* **Requisitos da tarefa**: Você pode transcrever palavra por palavra o trecho sobre mudanças pessoais entre "Então, um esforço" e "conveniência de implementá-las.", inclusive?

* **Trecho para leitura**:

......

Cada pessoa deveria ser capaz de saber avaliar o custo-benefício de se implementar uma mudança de vida para melhor. Entre não usar fio dental e usar, não há dúvida de que qualquer que seja a opção, não se está escolhendo encurtar a vida mais do que seria possível, porque a falta de uso de fio dental está longe de ser um problema tal como a escolha entre fumar ou parar de fumar, entre beber ou parar de beber, entre usar drogas e deixar de usá-las, ou entre entrar para o crime organizado ou não entrar.

Então, um esforço pode ser caro, e cada um deve saber se deve ou não dispendê-lo. Se achar que está gastando uma hora por dia em troco de algo que lhe dará apenas meia hora mais de sobrevida, a decisão é sua. 

Ao longo do tempo, trataremos melhor desse assunto, o do custo-benefício das mudanças.

Por hora, é importante saber que mudanças têm custos e que é preciso algum discernimento para se escolher entre boas e más mudanças, e escolhendo-se as boas, é ainda preciso se fazer um cálculo de custos-benefícios para se avaliar a conveniência de implementá-las. 

De qualquer forma, após esta pergunta, saímos da discussão obtendo mais clareza sobre o processo de mudança, e isso é bom. Uma nova pergunta emerge dessa resposta, e é sobre essa nova pergunta que trataremos em nosso próximo post.

quarta-feira, 28 de agosto de 2013

Queremos realmente mudar?

Queremos realmente mudar?

Esta é uma importante pergunta que fiz a mim mesmo dentro de um esforço de entender os sucessos e fracassos do uso de livros de autoajuda e de processos de aperfeiçoamento pessoal em geral. Esta é a décima quarta de uma série de quarenta e sete outras perguntas e está intimamente relacionada com a pergunta anterior, a décima terceira, da qual tratei no post anterior neste blog.

Temos problemas e por vezes não somos capazes de resolve-los por nossos próprios meios. Então, recorremos à ajuda de outras pessoas, e também aos livros que oferecem propostas de apoio, como os livros de autoajuda. Esses livros, mas não só eles, evidentemente, oferecem uma série de conselhos que podem ameaçar mudar nossos mais profundos valores e crenças, mas a decisão de acatar ou não esses conselhos cabe apenas a nós.

Eventualmente, a solução de um determinado problema pessoal passa pela necessidade de mudanças nesses valores e crenças, mas então surge a questão: estamos mesmo dispostos a mudar nossos valores e crenças apenas para resolver um problema que às vezes nem é assim tão grave?

......

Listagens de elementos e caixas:
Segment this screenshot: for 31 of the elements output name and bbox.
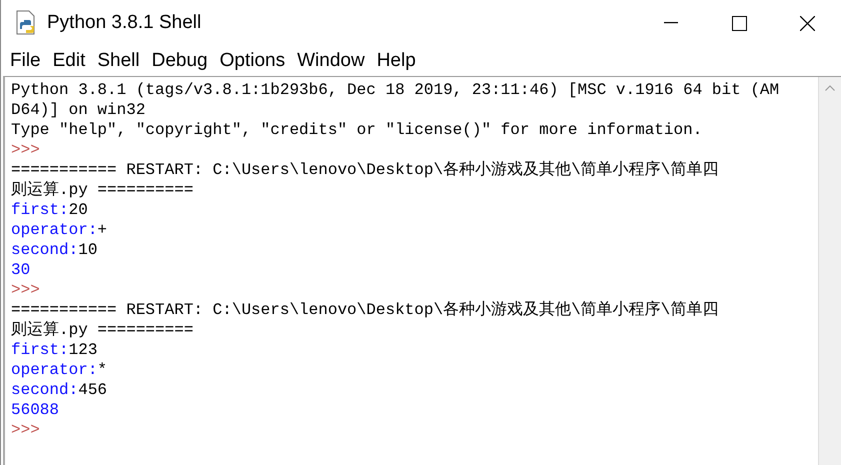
shell-prompt: >>> bbox=[11, 280, 41, 300]
window-title: Python 3.8.1 Shell bbox=[47, 12, 202, 34]
shell-line: second:456 bbox=[11, 380, 108, 400]
shell-line: first:20 bbox=[11, 200, 89, 220]
shell-line: operator:+ bbox=[11, 220, 108, 240]
shell-line: 56088 bbox=[11, 400, 60, 420]
scroll-up-icon bbox=[825, 85, 835, 91]
menu-item[interactable]: Edit bbox=[46, 50, 92, 72]
shell-line: operator:* bbox=[11, 360, 108, 380]
shell-line: 则运算.py ========== bbox=[11, 180, 194, 200]
shell-line: second:10 bbox=[11, 240, 98, 260]
shell-line: first:123 bbox=[11, 340, 98, 360]
menu-item[interactable]: Options bbox=[214, 50, 292, 72]
menu-item[interactable]: Help bbox=[370, 50, 422, 72]
shell-line: =========== RESTART: C:\Users\lenovo\Desktop\各种小游戏及其他\简单小程序\简单四 bbox=[11, 300, 720, 320]
menu-item[interactable]: Shell bbox=[91, 50, 146, 72]
scrollbar[interactable] bbox=[818, 77, 841, 465]
shell-line: Python 3.8.1 (tags/v3.8.1:1b293b6, Dec 18 2019, 23:11:46) [MSC v.1916 64 bit (AM bbox=[11, 80, 780, 100]
maximize-icon bbox=[732, 16, 746, 30]
menu-item[interactable]: Debug bbox=[146, 50, 214, 72]
shell-line: 30 bbox=[11, 260, 32, 280]
menu-item[interactable]: File bbox=[4, 50, 47, 72]
shell-line: D64)] on win32 bbox=[11, 100, 146, 120]
shell-prompt: >>> bbox=[11, 420, 41, 440]
shell-line: 则运算.py ========== bbox=[11, 320, 194, 340]
shell-line: Type "help", "copyright", "credits" or "license()" for more information. bbox=[11, 120, 704, 140]
minimize-icon bbox=[664, 22, 678, 24]
menu-item[interactable]: Window bbox=[291, 50, 371, 72]
close-icon bbox=[800, 16, 814, 30]
shell-line: =========== RESTART: C:\Users\lenovo\Desktop\各种小游戏及其他\简单小程序\简单四 bbox=[11, 160, 720, 180]
shell-prompt: >>> bbox=[11, 140, 41, 160]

......

* **Resultado da tarefa**:
Então, um esforço pode ser caro, e cada um deve saber se deve ou não dispendê-lo. Se achar que está gastando uma hora por dia em troco de algo que lhe dará apenas meia hora mais de sobrevida, a decisão é sua. 

Ao longo do tempo, trataremos melhor desse assunto, o do custo-benefício das mudanças.

Por hora, é importante saber que mudanças têm custos e que é preciso algum discernimento para se escolher entre boas e más mudanças, e escolhendo-se as boas, é ainda preciso se fazer um cálculo de custos-benefícios para se avaliar a conveniência de implementá-las.